%%

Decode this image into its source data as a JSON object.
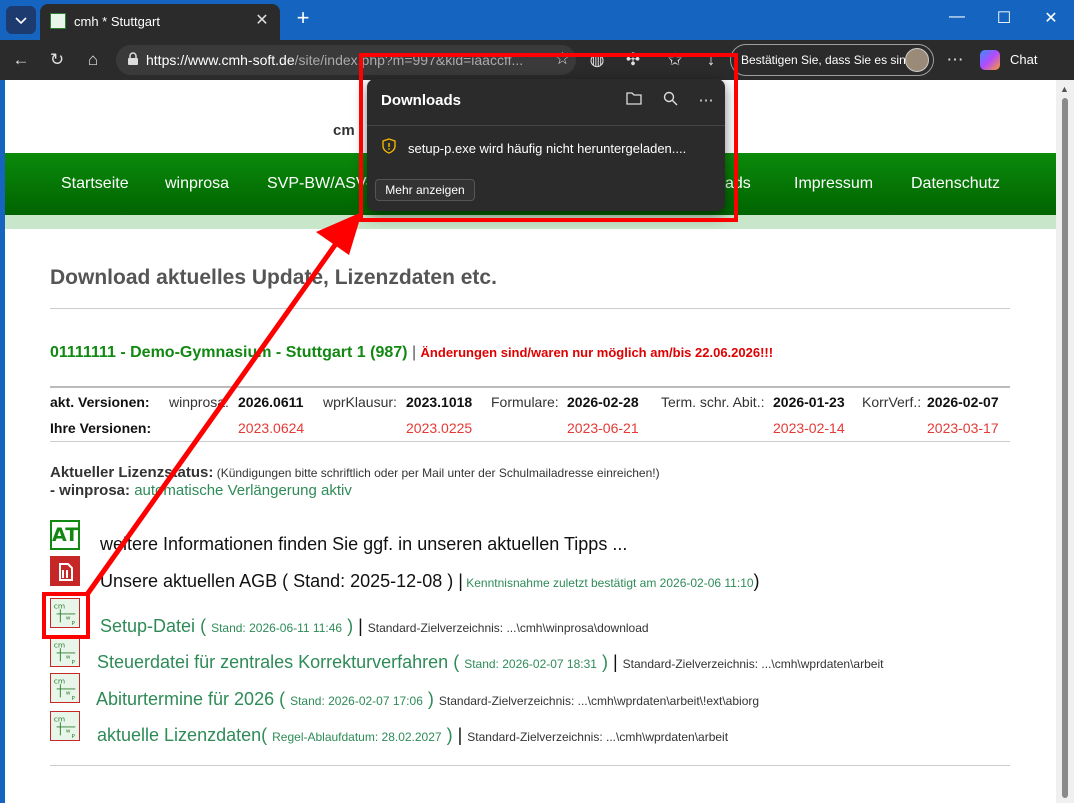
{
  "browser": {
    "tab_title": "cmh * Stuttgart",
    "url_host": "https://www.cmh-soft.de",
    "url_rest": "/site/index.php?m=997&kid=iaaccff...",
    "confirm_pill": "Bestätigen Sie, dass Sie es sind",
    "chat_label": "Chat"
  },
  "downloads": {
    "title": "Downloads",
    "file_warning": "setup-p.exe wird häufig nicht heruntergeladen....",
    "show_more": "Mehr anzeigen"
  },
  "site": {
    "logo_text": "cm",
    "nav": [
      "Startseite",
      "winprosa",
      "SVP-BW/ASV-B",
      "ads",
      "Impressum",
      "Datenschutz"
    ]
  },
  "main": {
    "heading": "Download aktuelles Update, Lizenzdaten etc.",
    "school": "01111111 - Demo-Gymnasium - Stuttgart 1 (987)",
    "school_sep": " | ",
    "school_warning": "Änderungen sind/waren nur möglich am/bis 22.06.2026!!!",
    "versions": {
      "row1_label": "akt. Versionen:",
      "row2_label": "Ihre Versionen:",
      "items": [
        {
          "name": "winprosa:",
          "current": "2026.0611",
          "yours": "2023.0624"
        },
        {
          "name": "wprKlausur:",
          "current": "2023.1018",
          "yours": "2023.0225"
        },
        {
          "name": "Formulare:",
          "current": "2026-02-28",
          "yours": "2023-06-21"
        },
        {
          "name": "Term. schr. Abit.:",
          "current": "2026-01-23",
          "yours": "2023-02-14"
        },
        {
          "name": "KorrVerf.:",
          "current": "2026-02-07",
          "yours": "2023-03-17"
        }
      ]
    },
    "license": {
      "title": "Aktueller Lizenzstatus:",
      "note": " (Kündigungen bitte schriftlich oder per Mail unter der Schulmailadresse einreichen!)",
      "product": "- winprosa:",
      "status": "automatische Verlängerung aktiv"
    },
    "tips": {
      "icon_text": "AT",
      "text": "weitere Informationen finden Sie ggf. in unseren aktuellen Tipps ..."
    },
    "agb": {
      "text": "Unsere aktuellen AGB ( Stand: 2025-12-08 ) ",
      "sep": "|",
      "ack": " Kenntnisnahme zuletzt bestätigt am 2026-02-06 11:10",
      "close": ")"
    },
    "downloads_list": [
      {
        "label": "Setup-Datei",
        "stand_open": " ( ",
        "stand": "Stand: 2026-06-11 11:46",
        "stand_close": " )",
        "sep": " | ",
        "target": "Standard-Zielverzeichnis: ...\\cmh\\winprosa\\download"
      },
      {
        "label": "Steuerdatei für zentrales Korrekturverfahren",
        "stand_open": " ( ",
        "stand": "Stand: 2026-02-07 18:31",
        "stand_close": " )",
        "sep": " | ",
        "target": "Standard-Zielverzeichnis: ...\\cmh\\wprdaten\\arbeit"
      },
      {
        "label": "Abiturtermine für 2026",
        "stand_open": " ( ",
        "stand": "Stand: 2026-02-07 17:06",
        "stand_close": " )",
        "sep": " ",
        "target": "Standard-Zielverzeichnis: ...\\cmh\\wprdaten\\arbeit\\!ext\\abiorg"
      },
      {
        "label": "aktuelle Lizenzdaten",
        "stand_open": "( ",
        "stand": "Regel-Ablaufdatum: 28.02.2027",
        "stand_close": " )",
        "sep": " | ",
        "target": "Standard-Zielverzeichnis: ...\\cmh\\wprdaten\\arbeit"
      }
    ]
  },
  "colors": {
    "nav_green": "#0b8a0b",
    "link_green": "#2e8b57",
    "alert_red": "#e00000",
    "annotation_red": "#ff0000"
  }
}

%%
%%

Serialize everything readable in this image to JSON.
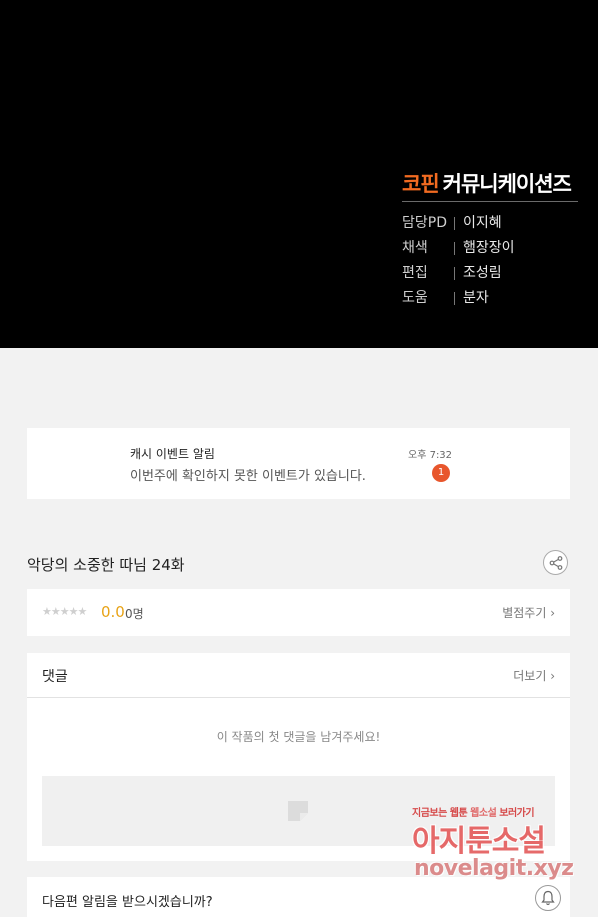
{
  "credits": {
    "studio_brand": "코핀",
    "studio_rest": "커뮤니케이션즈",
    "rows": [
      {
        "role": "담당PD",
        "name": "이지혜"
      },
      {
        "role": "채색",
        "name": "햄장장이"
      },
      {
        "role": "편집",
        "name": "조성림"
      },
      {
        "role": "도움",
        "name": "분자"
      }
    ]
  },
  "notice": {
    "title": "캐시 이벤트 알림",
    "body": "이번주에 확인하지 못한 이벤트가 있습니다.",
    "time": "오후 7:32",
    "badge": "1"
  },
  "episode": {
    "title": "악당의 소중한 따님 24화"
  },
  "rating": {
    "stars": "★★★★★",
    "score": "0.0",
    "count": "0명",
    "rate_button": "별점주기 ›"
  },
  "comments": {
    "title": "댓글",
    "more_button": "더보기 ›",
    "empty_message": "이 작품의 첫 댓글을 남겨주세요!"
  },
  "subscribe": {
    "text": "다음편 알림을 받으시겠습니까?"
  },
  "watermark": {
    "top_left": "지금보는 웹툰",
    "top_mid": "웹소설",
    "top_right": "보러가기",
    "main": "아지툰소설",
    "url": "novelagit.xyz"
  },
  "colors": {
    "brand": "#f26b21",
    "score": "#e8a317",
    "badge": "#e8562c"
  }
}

%%

> Aim:
Write down only the number of lines that contain the string "winprosa" in the listing.

> The output:
4